Task directions -> Pull every line containing "name" from the data.

Data to use ->
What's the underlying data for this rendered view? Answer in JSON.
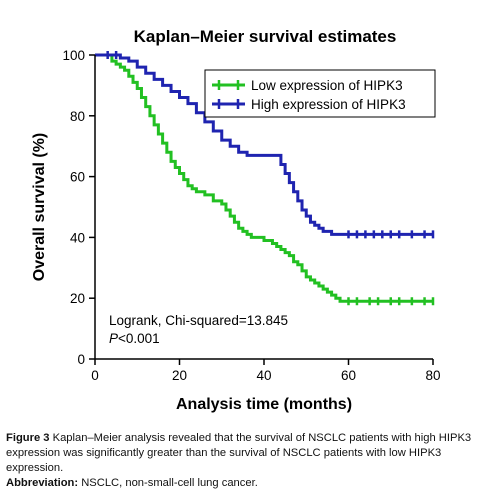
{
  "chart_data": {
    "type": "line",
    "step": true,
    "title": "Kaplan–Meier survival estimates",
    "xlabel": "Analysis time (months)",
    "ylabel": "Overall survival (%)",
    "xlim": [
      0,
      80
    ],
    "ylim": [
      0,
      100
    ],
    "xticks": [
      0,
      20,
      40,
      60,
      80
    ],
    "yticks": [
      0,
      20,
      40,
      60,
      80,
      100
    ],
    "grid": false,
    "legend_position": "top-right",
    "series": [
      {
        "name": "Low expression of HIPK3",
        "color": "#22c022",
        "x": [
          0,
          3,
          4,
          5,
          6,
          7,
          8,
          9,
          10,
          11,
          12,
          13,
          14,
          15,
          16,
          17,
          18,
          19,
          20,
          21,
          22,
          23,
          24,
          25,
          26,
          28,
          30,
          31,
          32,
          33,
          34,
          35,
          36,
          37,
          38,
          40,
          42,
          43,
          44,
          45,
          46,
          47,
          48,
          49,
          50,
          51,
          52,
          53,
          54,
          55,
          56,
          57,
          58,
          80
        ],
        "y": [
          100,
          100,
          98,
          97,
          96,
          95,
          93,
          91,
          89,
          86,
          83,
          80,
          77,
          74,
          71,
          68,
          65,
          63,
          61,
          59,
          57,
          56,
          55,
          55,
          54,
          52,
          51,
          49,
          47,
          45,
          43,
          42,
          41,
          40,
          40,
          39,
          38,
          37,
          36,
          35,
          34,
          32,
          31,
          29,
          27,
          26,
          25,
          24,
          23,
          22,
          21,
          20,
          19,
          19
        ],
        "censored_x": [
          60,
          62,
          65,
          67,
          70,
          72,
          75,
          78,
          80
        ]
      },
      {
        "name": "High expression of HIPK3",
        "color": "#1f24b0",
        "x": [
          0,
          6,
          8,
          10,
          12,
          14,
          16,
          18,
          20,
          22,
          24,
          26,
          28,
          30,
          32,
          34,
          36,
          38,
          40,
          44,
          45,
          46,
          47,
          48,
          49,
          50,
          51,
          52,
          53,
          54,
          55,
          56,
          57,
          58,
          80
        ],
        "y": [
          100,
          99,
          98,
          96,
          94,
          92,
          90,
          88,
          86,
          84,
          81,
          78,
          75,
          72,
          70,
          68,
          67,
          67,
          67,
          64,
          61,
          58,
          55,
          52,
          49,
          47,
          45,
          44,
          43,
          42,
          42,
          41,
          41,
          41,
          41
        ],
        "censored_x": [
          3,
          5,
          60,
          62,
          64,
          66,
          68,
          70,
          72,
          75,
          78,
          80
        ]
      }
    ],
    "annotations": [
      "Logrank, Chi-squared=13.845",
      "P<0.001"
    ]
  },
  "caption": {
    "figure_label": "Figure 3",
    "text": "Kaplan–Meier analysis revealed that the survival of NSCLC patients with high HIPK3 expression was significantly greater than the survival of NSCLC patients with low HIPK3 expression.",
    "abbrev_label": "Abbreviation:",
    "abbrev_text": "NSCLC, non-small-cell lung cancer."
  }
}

--

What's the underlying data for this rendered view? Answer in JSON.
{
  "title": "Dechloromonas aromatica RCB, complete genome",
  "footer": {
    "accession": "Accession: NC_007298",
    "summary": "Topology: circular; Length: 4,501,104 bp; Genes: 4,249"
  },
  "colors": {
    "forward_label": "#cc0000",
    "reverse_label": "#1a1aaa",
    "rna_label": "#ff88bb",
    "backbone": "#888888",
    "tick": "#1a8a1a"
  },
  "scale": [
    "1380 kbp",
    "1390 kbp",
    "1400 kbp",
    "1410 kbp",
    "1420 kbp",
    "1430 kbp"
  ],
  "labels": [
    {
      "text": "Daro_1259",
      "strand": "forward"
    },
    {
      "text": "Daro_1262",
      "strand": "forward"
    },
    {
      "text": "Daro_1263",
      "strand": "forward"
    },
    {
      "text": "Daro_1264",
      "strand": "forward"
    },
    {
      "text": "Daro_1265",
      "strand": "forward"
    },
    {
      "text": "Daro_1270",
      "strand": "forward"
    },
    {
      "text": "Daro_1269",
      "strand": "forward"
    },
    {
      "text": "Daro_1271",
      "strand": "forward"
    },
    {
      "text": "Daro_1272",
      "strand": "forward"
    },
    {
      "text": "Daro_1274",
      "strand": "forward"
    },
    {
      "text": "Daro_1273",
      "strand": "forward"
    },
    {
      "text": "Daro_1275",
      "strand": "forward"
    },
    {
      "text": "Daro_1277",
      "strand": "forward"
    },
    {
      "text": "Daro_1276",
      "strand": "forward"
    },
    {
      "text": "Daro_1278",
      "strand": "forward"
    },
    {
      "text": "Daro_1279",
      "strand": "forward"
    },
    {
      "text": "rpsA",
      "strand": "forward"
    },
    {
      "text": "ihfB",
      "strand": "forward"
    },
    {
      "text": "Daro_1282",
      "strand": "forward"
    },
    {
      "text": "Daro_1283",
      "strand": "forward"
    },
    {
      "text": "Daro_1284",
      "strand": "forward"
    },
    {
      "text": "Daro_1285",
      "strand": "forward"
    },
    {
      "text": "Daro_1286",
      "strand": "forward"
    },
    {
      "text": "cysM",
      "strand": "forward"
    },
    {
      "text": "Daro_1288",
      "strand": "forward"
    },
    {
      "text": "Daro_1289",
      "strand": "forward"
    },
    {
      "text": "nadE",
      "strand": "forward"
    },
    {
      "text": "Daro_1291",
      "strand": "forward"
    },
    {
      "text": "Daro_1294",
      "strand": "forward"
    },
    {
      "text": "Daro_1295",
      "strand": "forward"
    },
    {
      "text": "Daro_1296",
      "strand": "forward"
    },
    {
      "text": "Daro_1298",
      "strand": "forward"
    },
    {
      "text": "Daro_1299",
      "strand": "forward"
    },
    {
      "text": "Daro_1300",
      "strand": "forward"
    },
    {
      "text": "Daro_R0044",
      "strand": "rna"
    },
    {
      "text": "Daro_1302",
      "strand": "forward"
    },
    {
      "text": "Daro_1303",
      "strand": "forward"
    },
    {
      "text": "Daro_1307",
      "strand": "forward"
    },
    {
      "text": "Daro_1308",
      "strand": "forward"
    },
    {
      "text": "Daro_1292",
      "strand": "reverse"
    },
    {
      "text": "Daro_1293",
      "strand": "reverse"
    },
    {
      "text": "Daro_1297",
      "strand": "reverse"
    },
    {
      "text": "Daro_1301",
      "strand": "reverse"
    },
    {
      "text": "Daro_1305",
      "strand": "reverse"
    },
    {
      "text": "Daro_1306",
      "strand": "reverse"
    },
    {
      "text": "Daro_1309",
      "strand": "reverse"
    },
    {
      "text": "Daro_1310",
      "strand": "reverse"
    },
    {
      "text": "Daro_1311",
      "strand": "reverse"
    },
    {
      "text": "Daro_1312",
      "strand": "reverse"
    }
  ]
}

Worked solution ->
        "name": "Low expression of HIPK3",
        "name": "High expression of HIPK3",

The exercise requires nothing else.